▸ **EXERCISE DETAILS**
From the line containing "What does this" to the end of the listing, write out every line exactly; leave out everything else.

-- begin EXERCISE INPUTS --

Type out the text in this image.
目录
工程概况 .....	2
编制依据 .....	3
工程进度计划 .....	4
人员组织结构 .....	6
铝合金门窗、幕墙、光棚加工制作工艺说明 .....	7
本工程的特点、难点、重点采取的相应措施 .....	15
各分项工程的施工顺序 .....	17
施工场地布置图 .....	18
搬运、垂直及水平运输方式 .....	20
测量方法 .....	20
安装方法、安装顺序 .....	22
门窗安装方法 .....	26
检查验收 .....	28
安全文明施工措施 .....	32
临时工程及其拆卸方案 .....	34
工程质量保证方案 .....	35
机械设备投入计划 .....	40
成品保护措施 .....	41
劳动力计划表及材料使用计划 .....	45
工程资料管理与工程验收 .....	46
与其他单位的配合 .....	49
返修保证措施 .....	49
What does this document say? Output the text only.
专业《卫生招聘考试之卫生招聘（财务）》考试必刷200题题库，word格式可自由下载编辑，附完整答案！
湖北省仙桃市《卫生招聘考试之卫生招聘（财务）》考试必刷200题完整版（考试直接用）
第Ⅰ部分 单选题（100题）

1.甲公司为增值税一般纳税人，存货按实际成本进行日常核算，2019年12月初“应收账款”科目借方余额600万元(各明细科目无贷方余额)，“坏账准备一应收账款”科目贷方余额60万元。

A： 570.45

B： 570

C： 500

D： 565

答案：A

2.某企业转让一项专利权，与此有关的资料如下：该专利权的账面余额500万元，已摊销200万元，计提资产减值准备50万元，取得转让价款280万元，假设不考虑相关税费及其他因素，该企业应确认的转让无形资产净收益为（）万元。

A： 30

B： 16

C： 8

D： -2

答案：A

-- end EXERCISE INPUTS --

▸ **RESULT OF THIS EXERCISE**
What does this document say? Output the text only.
专业《卫生招聘考试之卫生招聘（财务）》考试必刷200题题库，word格式可自由下载编辑，附完整答案！
湖北省仙桃市《卫生招聘考试之卫生招聘（财务）》考试必刷200题完整版（考试直接用）
第Ⅰ部分 单选题（100题）

1.甲公司为增值税一般纳税人，存货按实际成本进行日常核算，2019年12月初“应收账款”科目借方余额600万元(各明细科目无贷方余额)，“坏账准备一应收账款”科目贷方余额60万元。

A： 570.45

B： 570

C： 500

D： 565

答案：A

2.某企业转让一项专利权，与此有关的资料如下：该专利权的账面余额500万元，已摊销200万元，计提资产减值准备50万元，取得转让价款280万元，假设不考虑相关税费及其他因素，该企业应确认的转让无形资产净收益为（）万元。

A： 30

B： 16

C： 8

D： -2

答案：A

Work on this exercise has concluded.